Dataset records
###

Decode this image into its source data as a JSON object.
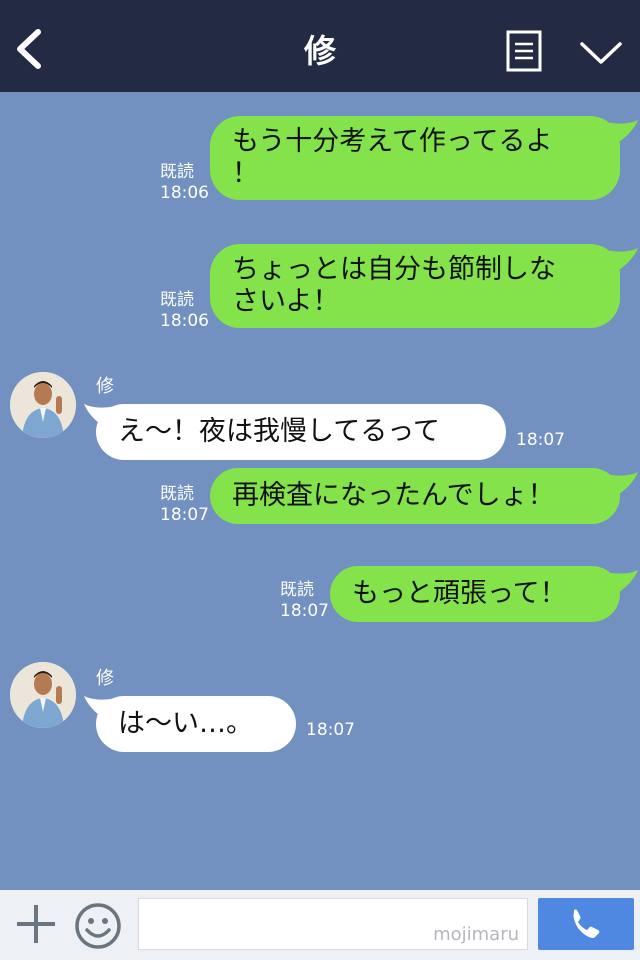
{
  "header": {
    "title": "修"
  },
  "messages": [
    {
      "type": "sent",
      "read": "既読",
      "time": "18:06",
      "text_line1": "もう十分考えて作ってるよ",
      "text_line2": "！"
    },
    {
      "type": "sent",
      "read": "既読",
      "time": "18:06",
      "text_line1": "ちょっとは自分も節制しな",
      "text_line2": "さいよ！"
    },
    {
      "type": "received",
      "sender": "修",
      "time": "18:07",
      "text": "え〜！夜は我慢してるって"
    },
    {
      "type": "sent",
      "read": "既読",
      "time": "18:07",
      "text": "再検査になったんでしょ！"
    },
    {
      "type": "sent",
      "read": "既読",
      "time": "18:07",
      "text": "もっと頑張って！"
    },
    {
      "type": "received",
      "sender": "修",
      "time": "18:07",
      "text": "は〜い…。"
    }
  ],
  "footer": {
    "watermark": "mojimaru"
  },
  "colors": {
    "header": "#222b43",
    "background": "#7290c0",
    "sent_bubble": "#84e34a",
    "received_bubble": "#ffffff",
    "call_button": "#4f88e0"
  },
  "icons": {
    "back": "chevron-left-icon",
    "menu": "document-list-icon",
    "collapse": "chevron-down-icon",
    "add": "plus-icon",
    "sticker": "smiley-icon",
    "call": "phone-icon"
  }
}
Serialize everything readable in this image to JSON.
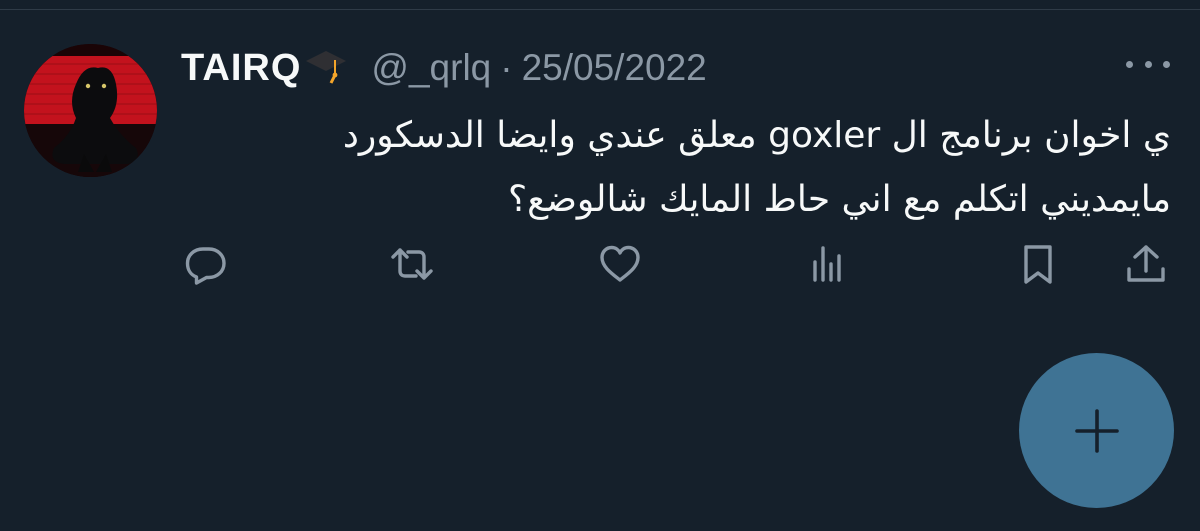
{
  "tweet": {
    "display_name": "TAIRQ",
    "name_emoji": "graduation-cap-icon",
    "handle": "@_qrlq",
    "separator": "·",
    "date": "25/05/2022",
    "text_lines": [
      "ي اخوان برنامج ال goxler معلق عندي وايضا الدسكورد",
      "مايمديني اتكلم مع اني حاط المايك شالوضع؟"
    ]
  },
  "actions": {
    "reply": "reply-icon",
    "retweet": "retweet-icon",
    "like": "heart-icon",
    "views": "analytics-icon",
    "bookmark": "bookmark-icon",
    "share": "share-icon"
  },
  "fab": {
    "icon": "plus-icon"
  },
  "colors": {
    "background": "#15202b",
    "text_primary": "#f7f9f9",
    "text_secondary": "#8b98a5",
    "fab": "#3f7394",
    "avatar_red": "#c3121d"
  }
}
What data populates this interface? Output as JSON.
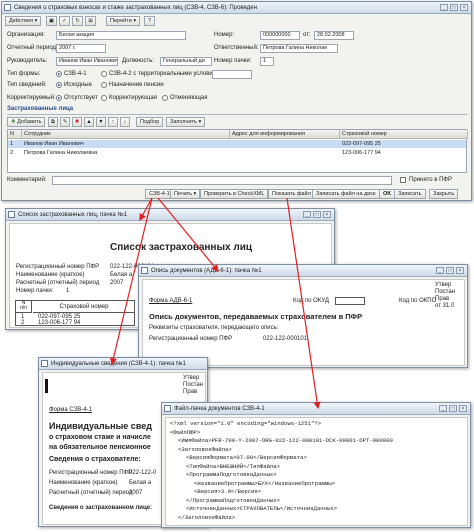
{
  "main": {
    "title": "Сведения о страховых взносах и стаже застрахованных лиц (СЗВ-4, СЗВ-6): Проведен",
    "toolbar": {
      "actions": "Действия",
      "go": "Перейти",
      "help": "?"
    },
    "org_label": "Организация:",
    "org_value": "Белая акация",
    "number_label": "Номер:",
    "number_value": "000000000",
    "from_label": "от:",
    "date_value": "28.02.2008",
    "period_label": "Отчетный период:",
    "period_value": "2007 г.",
    "resp_label": "Ответственный:",
    "resp_value": "Петрова Галина Николае",
    "leader_label": "Руководитель:",
    "leader_value": "Иванов Иван Иванович",
    "position_label": "Должность:",
    "position_value": "Генеральный ди",
    "pack_label": "Номер пачки:",
    "pack_value": "1",
    "formtype_label": "Тип формы:",
    "formtype_opt1": "СЗВ-4-1",
    "formtype_opt2": "СЗВ-4-2 с территориальными условиями:",
    "infotype_label": "Тип сведений:",
    "infotype_opt1": "Исходные",
    "infotype_opt2": "Назначение пенсии",
    "corr_label": "Корректируемый:",
    "corr_opt1": "Отсутствует",
    "corr_opt2": "Корректирующая",
    "corr_opt3": "Отменяющая",
    "section_title": "Застрахованные лица",
    "sub_toolbar": {
      "add": "Добавить",
      "select": "Подбор",
      "fill": "Заполнить"
    },
    "grid_headers": [
      "N",
      "Сотрудник",
      "Адрес для информирования",
      "Страховой номер"
    ],
    "rows": [
      {
        "n": "1",
        "name": "Иванов Иван Иванович",
        "address": "",
        "snils": "022-097-095 25"
      },
      {
        "n": "2",
        "name": "Петрова Галина Николаевна",
        "address": "",
        "snils": "123-006-177 94"
      }
    ],
    "comment_label": "Комментарий:",
    "accepted_label": "Принято в ПФР",
    "bottom_buttons": [
      "СЗВ-4-1",
      "Печать",
      "Проверить в CheckXML",
      "Показать файл",
      "Записать файл на диск",
      "OK",
      "Записать",
      "Закрыть"
    ]
  },
  "list_win": {
    "title": "Список застрахованных лиц, пачка №1",
    "heading": "Список застрахованных лиц",
    "fields": [
      {
        "label": "Регистрационный номер ПФР",
        "value": "022-122-000101"
      },
      {
        "label": "Наименование (краткое)",
        "value": "Белая а"
      },
      {
        "label": "Расчетный (отчетный) период",
        "value": "2007"
      },
      {
        "label": "Номер пачки:",
        "value": "1"
      }
    ],
    "table_header_n": "N\nп/п",
    "table_header_num": "Страховой номер",
    "rows": [
      {
        "n": "1",
        "num": "022-097-095 25"
      },
      {
        "n": "2",
        "num": "123-006-177 94"
      }
    ]
  },
  "opis_win": {
    "title": "Опись документов (АДВ-6-1): пачка №1",
    "right_lines": [
      "Утвер",
      "Постан",
      "Прав",
      "от 31.0"
    ],
    "form_label": "Форма АДВ-6-1",
    "okud_label": "Код по ОКУД",
    "okpo_label": "Код по ОКПО",
    "heading": "Опись документов, передаваемых страхователем в ПФР",
    "req_label": "Реквизиты страхователя, передающего опись:",
    "reg_label": "Регистрационный номер ПФР",
    "reg_value": "022-122-000101"
  },
  "ind_win": {
    "title": "Индивидуальные сведения (СЗВ-4-1): пачка №1",
    "right_lines": [
      "Утвер",
      "Постан",
      "Прав"
    ],
    "form_label": "Форма СЗВ-4-1",
    "heading_lines": [
      "Индивидуальные свед",
      "о страховом стаже и начисле",
      "на обязательное пенсионное"
    ],
    "sub": "Сведения о страхователе:",
    "fields": [
      {
        "label": "Регистрационный номер ПФР",
        "value": "022-122-0"
      },
      {
        "label": "Наименование (краткое)",
        "value": "Белая а"
      },
      {
        "label": "Расчетный (отчетный) период",
        "value": "2007"
      }
    ],
    "bottom": "Сведения о застрахованном лице:"
  },
  "xml_win": {
    "title": "Файл-пачка документов СЗВ-4-1",
    "lines": [
      "<?xml version=\"1.0\" encoding=\"windows-1251\"?>",
      "<ФайлПФР>",
      "<ИмяФайла>PFR-700-Y-2007-ORG-022-122-000101-DCK-00001-DPT-000000",
      "<ЗаголовокФайла>",
      "<ВерсияФормата>07.00</ВерсияФормата>",
      "<ТипФайла>ВНЕШНИЙ</ТипФайла>",
      "<ПрограммаПодготовкиДанных>",
      "<НазваниеПрограммы>БУХ</НазваниеПрограммы>",
      "<Версия>3.0</Версия>",
      "</ПрограммаПодготовкиДанных>",
      "<ИсточникДанных>СТРАХОВАТЕЛЬ</ИсточникДанных>",
      "</ЗаголовокФайла>"
    ]
  },
  "colors": {
    "arrow": "#e02020",
    "selection": "#c9dcf5",
    "title_grad": "#cfdbe9"
  }
}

###

* _DIRECTIONS_
Identify the lines in the entries that hold "JSON" and return each one.

* _RESPONSE TO THE EXERCISE_
Decode this image into its source data as a JSON object.
Serialize everything readable in this image to JSON.
What data populates this interface? Output as JSON.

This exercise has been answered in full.